▶ _Given exercise_:
Find the string "Blending" and gather every line that holds it.

START

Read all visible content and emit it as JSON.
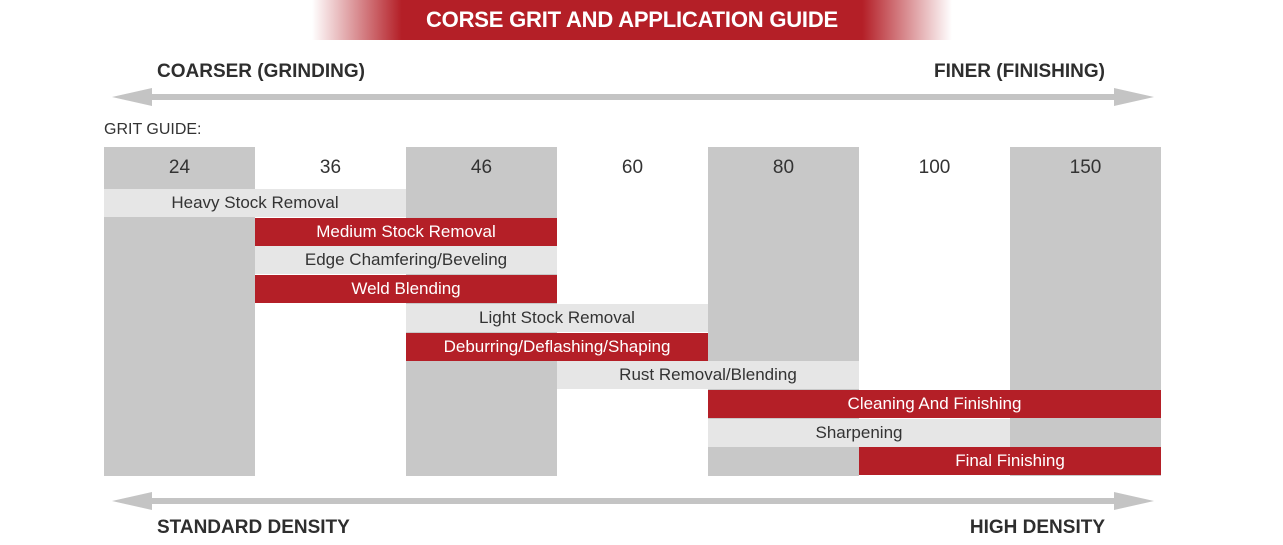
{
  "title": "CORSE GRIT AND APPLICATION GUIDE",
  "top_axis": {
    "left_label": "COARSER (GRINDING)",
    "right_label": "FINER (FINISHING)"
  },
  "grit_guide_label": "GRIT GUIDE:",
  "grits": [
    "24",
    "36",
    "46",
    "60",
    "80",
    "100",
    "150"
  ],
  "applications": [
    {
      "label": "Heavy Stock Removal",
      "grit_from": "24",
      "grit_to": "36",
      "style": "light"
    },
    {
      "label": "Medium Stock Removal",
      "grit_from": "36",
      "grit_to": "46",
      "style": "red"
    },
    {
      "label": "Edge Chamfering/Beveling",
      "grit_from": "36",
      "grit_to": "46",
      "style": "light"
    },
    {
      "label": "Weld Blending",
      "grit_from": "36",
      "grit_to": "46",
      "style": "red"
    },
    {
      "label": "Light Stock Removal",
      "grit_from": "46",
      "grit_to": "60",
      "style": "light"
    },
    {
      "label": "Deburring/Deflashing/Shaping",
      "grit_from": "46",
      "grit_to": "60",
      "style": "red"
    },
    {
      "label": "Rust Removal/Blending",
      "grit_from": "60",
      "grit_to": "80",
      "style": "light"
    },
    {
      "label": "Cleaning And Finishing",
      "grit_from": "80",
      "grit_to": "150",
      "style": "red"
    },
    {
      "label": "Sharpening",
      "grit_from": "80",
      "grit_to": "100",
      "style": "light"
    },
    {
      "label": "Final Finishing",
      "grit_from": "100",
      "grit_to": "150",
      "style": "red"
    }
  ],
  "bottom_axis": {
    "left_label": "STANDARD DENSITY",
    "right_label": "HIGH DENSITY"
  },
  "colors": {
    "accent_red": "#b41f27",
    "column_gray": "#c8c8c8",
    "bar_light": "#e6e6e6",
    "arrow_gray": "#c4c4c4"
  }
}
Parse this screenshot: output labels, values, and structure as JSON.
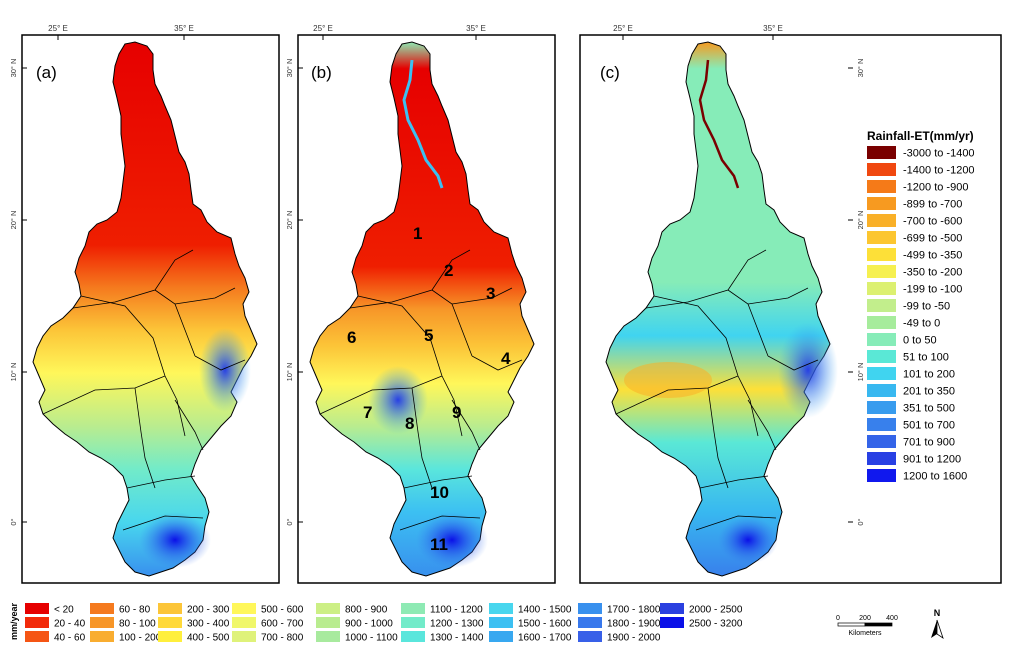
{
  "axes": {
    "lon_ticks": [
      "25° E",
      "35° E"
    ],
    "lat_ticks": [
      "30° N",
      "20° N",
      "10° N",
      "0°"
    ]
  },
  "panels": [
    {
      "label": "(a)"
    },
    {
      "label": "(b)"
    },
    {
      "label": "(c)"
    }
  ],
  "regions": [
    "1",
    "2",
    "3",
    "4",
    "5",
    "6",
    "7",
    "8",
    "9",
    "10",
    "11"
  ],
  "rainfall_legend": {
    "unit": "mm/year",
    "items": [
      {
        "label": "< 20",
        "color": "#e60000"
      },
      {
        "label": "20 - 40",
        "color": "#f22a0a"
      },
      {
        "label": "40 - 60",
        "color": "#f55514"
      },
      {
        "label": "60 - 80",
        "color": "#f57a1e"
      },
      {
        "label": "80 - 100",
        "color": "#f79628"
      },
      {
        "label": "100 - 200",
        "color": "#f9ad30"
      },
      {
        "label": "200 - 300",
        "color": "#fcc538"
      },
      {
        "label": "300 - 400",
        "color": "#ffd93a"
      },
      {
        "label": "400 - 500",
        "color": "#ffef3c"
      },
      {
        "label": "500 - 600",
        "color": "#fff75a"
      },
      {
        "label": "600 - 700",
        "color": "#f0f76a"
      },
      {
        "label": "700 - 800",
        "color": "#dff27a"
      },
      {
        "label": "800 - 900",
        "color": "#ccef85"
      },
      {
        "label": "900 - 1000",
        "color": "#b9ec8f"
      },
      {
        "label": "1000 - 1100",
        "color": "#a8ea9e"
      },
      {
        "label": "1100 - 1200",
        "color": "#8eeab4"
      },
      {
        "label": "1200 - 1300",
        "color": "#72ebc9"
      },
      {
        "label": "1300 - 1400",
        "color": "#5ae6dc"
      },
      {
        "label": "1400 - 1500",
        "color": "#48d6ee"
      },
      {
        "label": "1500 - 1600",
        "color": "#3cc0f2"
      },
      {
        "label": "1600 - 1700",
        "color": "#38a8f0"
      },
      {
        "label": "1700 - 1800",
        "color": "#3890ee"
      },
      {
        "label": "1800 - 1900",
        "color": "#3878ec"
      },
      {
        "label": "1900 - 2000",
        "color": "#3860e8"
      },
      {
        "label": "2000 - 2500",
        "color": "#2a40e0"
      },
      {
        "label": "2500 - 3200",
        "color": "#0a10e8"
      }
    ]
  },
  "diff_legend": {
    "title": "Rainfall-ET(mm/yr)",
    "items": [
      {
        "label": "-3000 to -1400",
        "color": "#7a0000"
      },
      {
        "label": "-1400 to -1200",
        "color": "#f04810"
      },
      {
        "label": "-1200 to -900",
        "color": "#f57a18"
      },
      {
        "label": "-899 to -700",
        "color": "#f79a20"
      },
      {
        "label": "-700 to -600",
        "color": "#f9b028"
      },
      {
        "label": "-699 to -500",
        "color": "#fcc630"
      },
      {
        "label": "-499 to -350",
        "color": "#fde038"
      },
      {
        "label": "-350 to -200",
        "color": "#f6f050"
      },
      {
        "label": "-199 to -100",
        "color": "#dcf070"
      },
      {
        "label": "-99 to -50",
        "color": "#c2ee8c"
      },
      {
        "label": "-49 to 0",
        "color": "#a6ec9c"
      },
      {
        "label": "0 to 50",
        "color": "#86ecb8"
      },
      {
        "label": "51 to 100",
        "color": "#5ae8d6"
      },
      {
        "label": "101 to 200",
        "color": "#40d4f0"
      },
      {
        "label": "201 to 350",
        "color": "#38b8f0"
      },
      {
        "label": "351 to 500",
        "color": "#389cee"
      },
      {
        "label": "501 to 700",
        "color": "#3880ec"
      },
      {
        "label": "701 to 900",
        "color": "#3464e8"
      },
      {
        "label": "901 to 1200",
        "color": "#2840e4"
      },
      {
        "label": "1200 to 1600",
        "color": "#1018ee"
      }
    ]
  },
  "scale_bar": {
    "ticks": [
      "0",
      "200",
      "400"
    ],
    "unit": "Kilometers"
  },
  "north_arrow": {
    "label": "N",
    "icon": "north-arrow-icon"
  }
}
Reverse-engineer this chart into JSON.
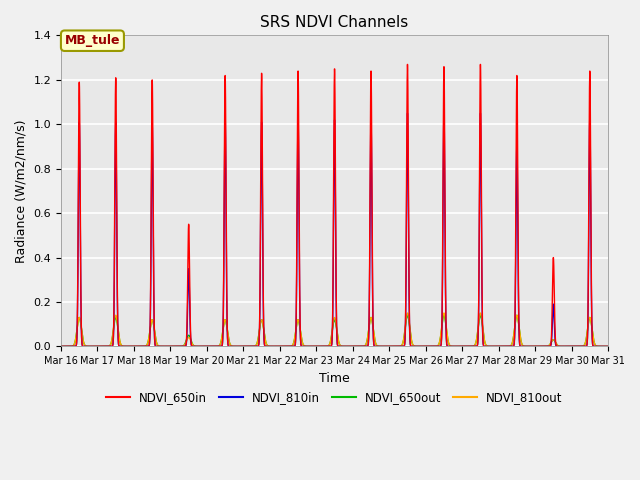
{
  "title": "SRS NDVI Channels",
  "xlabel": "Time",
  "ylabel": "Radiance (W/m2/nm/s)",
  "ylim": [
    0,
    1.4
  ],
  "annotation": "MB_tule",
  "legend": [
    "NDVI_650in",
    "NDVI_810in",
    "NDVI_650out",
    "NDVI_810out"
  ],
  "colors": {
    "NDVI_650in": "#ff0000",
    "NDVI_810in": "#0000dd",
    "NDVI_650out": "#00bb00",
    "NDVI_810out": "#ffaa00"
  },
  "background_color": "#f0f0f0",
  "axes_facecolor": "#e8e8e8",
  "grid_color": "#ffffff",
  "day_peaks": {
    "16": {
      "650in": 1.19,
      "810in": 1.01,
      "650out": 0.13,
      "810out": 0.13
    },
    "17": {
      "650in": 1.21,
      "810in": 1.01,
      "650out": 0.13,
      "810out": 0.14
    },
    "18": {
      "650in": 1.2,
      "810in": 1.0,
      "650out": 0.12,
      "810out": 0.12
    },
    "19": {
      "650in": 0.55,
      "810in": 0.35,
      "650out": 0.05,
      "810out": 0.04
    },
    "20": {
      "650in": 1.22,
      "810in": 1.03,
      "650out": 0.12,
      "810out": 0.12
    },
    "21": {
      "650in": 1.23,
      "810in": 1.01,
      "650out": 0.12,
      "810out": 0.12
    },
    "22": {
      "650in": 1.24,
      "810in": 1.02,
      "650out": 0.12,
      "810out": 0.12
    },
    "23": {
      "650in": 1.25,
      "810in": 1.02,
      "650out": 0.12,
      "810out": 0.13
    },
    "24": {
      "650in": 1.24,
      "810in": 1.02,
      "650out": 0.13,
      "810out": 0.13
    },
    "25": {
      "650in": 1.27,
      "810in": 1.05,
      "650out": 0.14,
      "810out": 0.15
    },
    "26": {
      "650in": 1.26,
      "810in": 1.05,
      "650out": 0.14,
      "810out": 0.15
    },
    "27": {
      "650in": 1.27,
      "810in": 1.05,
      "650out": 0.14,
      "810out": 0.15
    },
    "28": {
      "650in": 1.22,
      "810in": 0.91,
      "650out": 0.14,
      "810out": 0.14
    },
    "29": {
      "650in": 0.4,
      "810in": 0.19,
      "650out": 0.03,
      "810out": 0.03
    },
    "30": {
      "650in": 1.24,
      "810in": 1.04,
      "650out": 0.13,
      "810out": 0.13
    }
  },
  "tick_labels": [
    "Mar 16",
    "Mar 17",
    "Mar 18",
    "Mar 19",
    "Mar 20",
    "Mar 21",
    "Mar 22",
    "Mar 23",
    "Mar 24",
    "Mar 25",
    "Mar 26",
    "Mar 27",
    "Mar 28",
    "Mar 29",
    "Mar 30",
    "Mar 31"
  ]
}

END

▶ _Output_:
      "label": "Weld Blending",
      "label": "Rust Removal/Blending",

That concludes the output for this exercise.